■ Data for this task ■
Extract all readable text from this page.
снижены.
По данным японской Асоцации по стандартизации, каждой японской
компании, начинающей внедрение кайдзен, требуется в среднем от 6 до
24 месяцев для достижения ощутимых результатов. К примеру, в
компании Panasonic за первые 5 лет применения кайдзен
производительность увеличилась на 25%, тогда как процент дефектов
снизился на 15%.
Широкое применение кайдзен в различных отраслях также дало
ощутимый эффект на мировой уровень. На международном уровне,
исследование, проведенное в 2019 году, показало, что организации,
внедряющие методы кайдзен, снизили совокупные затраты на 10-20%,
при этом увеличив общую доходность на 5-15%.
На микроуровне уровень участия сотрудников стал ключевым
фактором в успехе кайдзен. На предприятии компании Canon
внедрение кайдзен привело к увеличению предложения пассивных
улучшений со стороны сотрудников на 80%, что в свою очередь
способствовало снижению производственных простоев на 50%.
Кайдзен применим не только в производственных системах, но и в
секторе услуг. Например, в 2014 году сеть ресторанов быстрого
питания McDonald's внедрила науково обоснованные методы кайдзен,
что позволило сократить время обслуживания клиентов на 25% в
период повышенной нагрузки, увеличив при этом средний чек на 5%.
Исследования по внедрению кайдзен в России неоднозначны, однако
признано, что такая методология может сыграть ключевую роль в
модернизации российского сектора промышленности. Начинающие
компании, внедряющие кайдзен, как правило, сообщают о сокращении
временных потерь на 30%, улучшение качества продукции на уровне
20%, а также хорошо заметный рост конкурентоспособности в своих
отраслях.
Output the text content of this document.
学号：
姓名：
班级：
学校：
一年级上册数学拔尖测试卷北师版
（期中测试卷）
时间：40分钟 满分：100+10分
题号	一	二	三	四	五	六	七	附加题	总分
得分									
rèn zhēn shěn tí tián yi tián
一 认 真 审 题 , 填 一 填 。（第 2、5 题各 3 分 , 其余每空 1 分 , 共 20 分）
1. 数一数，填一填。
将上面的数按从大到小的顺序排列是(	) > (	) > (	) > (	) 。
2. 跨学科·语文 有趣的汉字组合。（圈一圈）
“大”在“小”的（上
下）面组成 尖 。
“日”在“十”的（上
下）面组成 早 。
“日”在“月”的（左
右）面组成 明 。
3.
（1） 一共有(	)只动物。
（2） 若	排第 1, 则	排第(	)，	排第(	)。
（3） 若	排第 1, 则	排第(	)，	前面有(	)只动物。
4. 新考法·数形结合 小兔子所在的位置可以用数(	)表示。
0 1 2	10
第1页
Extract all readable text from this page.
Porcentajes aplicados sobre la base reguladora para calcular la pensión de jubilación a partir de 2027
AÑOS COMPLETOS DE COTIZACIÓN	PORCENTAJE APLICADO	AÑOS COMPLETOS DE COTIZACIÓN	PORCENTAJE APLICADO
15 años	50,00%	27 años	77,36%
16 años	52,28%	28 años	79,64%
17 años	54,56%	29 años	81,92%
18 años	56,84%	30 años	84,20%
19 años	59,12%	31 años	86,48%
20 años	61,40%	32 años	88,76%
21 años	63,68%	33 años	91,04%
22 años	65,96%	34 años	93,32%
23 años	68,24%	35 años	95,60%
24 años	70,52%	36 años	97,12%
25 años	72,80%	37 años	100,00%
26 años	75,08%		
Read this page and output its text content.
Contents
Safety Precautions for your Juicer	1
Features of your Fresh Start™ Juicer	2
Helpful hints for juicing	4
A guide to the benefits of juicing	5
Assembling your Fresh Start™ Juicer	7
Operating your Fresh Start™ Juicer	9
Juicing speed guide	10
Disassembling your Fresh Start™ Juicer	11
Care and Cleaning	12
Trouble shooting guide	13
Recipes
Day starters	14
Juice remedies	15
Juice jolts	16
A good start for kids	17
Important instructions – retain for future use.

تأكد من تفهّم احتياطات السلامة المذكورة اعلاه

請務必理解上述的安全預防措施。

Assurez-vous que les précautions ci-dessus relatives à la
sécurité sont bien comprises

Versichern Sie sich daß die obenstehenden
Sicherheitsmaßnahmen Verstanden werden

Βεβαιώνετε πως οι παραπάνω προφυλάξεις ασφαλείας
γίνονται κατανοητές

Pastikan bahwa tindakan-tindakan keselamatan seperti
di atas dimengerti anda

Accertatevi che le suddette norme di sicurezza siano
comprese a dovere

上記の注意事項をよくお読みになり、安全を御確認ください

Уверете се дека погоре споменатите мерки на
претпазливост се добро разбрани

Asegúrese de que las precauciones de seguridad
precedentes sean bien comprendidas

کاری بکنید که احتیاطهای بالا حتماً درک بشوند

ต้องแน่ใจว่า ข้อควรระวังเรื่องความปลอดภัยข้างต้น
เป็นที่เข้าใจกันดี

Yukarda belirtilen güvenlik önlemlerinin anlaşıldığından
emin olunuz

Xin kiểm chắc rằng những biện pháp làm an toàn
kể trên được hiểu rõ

■ Short problem ■
Write every line of the material above again, exactly.

■ The completed task ■
Extract all readable text from this page.
снижены.
По данным японской Асоцации по стандартизации, каждой японской
компании, начинающей внедрение кайдзен, требуется в среднем от 6 до
24 месяцев для достижения ощутимых результатов. К примеру, в
компании Panasonic за первые 5 лет применения кайдзен
производительность увеличилась на 25%, тогда как процент дефектов
снизился на 15%.
Широкое применение кайдзен в различных отраслях также дало
ощутимый эффект на мировой уровень. На международном уровне,
исследование, проведенное в 2019 году, показало, что организации,
внедряющие методы кайдзен, снизили совокупные затраты на 10-20%,
при этом увеличив общую доходность на 5-15%.
На микроуровне уровень участия сотрудников стал ключевым
фактором в успехе кайдзен. На предприятии компании Canon
внедрение кайдзен привело к увеличению предложения пассивных
улучшений со стороны сотрудников на 80%, что в свою очередь
способствовало снижению производственных простоев на 50%.
Кайдзен применим не только в производственных системах, но и в
секторе услуг. Например, в 2014 году сеть ресторанов быстрого
питания McDonald's внедрила науково обоснованные методы кайдзен,
что позволило сократить время обслуживания клиентов на 25% в
период повышенной нагрузки, увеличив при этом средний чек на 5%.
Исследования по внедрению кайдзен в России неоднозначны, однако
признано, что такая методология может сыграть ключевую роль в
модернизации российского сектора промышленности. Начинающие
компании, внедряющие кайдзен, как правило, сообщают о сокращении
временных потерь на 30%, улучшение качества продукции на уровне
20%, а также хорошо заметный рост конкурентоспособности в своих
отраслях.
Output the text content of this document.
学号：
姓名：
班级：
学校：
一年级上册数学拔尖测试卷北师版
（期中测试卷）
时间：40分钟 满分：100+10分
题号	一	二	三	四	五	六	七	附加题	总分
得分									
rèn zhēn shěn tí tián yi tián
一 认 真 审 题 , 填 一 填 。（第 2、5 题各 3 分 , 其余每空 1 分 , 共 20 分）
1. 数一数，填一填。
将上面的数按从大到小的顺序排列是(	) > (	) > (	) > (	) 。
2. 跨学科·语文 有趣的汉字组合。（圈一圈）
“大”在“小”的（上
下）面组成 尖 。
“日”在“十”的（上
下）面组成 早 。
“日”在“月”的（左
右）面组成 明 。
3.
（1） 一共有(	)只动物。
（2） 若	排第 1, 则	排第(	)，	排第(	)。
（3） 若	排第 1, 则	排第(	)，	前面有(	)只动物。
4. 新考法·数形结合 小兔子所在的位置可以用数(	)表示。
0 1 2	10
第1页
Extract all readable text from this page.
Porcentajes aplicados sobre la base reguladora para calcular la pensión de jubilación a partir de 2027
AÑOS COMPLETOS DE COTIZACIÓN	PORCENTAJE APLICADO	AÑOS COMPLETOS DE COTIZACIÓN	PORCENTAJE APLICADO
15 años	50,00%	27 años	77,36%
16 años	52,28%	28 años	79,64%
17 años	54,56%	29 años	81,92%
18 años	56,84%	30 años	84,20%
19 años	59,12%	31 años	86,48%
20 años	61,40%	32 años	88,76%
21 años	63,68%	33 años	91,04%
22 años	65,96%	34 años	93,32%
23 años	68,24%	35 años	95,60%
24 años	70,52%	36 años	97,12%
25 años	72,80%	37 años	100,00%
26 años	75,08%		
Read this page and output its text content.
Contents
Safety Precautions for your Juicer	1
Features of your Fresh Start™ Juicer	2
Helpful hints for juicing	4
A guide to the benefits of juicing	5
Assembling your Fresh Start™ Juicer	7
Operating your Fresh Start™ Juicer	9
Juicing speed guide	10
Disassembling your Fresh Start™ Juicer	11
Care and Cleaning	12
Trouble shooting guide	13
Recipes
Day starters	14
Juice remedies	15
Juice jolts	16
A good start for kids	17
Important instructions – retain for future use.

تأكد من تفهّم احتياطات السلامة المذكورة اعلاه

請務必理解上述的安全預防措施。

Assurez-vous que les précautions ci-dessus relatives à la
sécurité sont bien comprises

Versichern Sie sich daß die obenstehenden
Sicherheitsmaßnahmen Verstanden werden

Βεβαιώνετε πως οι παραπάνω προφυλάξεις ασφαλείας
γίνονται κατανοητές

Pastikan bahwa tindakan-tindakan keselamatan seperti
di atas dimengerti anda

Accertatevi che le suddette norme di sicurezza siano
comprese a dovere

上記の注意事項をよくお読みになり、安全を御確認ください

Уверете се дека погоре споменатите мерки на
претпазливост се добро разбрани

Asegúrese de que las precauciones de seguridad
precedentes sean bien comprendidas

کاری بکنید که احتیاطهای بالا حتماً درک بشوند

ต้องแน่ใจว่า ข้อควรระวังเรื่องความปลอดภัยข้างต้น
เป็นที่เข้าใจกันดี

Yukarda belirtilen güvenlik önlemlerinin anlaşıldığından
emin olunuz

Xin kiểm chắc rằng những biện pháp làm an toàn
kể trên được hiểu rõ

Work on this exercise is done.